▶ **Written problem**: Return every row below without any change, keeping them in their original order.

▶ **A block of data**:
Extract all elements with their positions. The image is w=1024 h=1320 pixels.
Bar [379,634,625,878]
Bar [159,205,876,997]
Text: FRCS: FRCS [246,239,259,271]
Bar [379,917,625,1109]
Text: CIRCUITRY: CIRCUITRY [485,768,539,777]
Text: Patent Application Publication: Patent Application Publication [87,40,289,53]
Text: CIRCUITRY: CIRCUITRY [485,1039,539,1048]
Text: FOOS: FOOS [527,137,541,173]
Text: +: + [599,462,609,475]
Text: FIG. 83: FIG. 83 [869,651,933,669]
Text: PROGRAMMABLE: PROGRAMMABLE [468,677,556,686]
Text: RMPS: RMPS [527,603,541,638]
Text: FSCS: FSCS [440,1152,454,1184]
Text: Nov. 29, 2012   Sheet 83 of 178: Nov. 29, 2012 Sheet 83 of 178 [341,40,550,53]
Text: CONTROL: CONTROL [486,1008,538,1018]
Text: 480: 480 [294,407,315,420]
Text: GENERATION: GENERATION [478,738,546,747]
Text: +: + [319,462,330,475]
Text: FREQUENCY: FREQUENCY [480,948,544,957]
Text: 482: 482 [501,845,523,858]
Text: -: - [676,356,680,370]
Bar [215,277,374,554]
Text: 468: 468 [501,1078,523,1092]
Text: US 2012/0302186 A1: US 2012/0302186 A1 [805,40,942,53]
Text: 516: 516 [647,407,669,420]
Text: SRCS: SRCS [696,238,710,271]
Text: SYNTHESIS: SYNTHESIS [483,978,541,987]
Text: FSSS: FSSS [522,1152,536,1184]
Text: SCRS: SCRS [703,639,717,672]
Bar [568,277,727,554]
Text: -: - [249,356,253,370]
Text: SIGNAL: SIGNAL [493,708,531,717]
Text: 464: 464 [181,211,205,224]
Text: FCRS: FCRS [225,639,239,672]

▶ **Solution to the exercise**:
Extract all elements with their positions. The image is w=1024 h=1320 pixels.
Bar [379,634,625,878]
Bar [159,205,876,997]
Text: FRCS: FRCS [246,239,259,271]
Bar [379,917,625,1109]
Text: CIRCUITRY: CIRCUITRY [485,768,539,777]
Text: Patent Application Publication: Patent Application Publication [87,40,289,53]
Text: CIRCUITRY: CIRCUITRY [485,1039,539,1048]
Text: FOOS: FOOS [527,137,541,173]
Text: +: + [599,462,609,475]
Text: FIG. 83: FIG. 83 [869,651,933,669]
Text: PROGRAMMABLE: PROGRAMMABLE [468,677,556,686]
Text: RMPS: RMPS [527,603,541,638]
Text: FSCS: FSCS [440,1152,454,1184]
Text: Nov. 29, 2012   Sheet 83 of 178: Nov. 29, 2012 Sheet 83 of 178 [341,40,550,53]
Text: CONTROL: CONTROL [486,1008,538,1018]
Text: 480: 480 [294,407,315,420]
Text: GENERATION: GENERATION [478,738,546,747]
Text: +: + [319,462,330,475]
Text: FREQUENCY: FREQUENCY [480,948,544,957]
Text: 482: 482 [501,845,523,858]
Text: -: - [676,356,680,370]
Bar [215,277,374,554]
Text: 468: 468 [501,1078,523,1092]
Text: US 2012/0302186 A1: US 2012/0302186 A1 [805,40,942,53]
Text: 516: 516 [647,407,669,420]
Text: SRCS: SRCS [696,238,710,271]
Text: SYNTHESIS: SYNTHESIS [483,978,541,987]
Text: FSSS: FSSS [522,1152,536,1184]
Text: SCRS: SCRS [703,639,717,672]
Bar [568,277,727,554]
Text: -: - [249,356,253,370]
Text: SIGNAL: SIGNAL [493,708,531,717]
Text: 464: 464 [181,211,205,224]
Text: FCRS: FCRS [225,639,239,672]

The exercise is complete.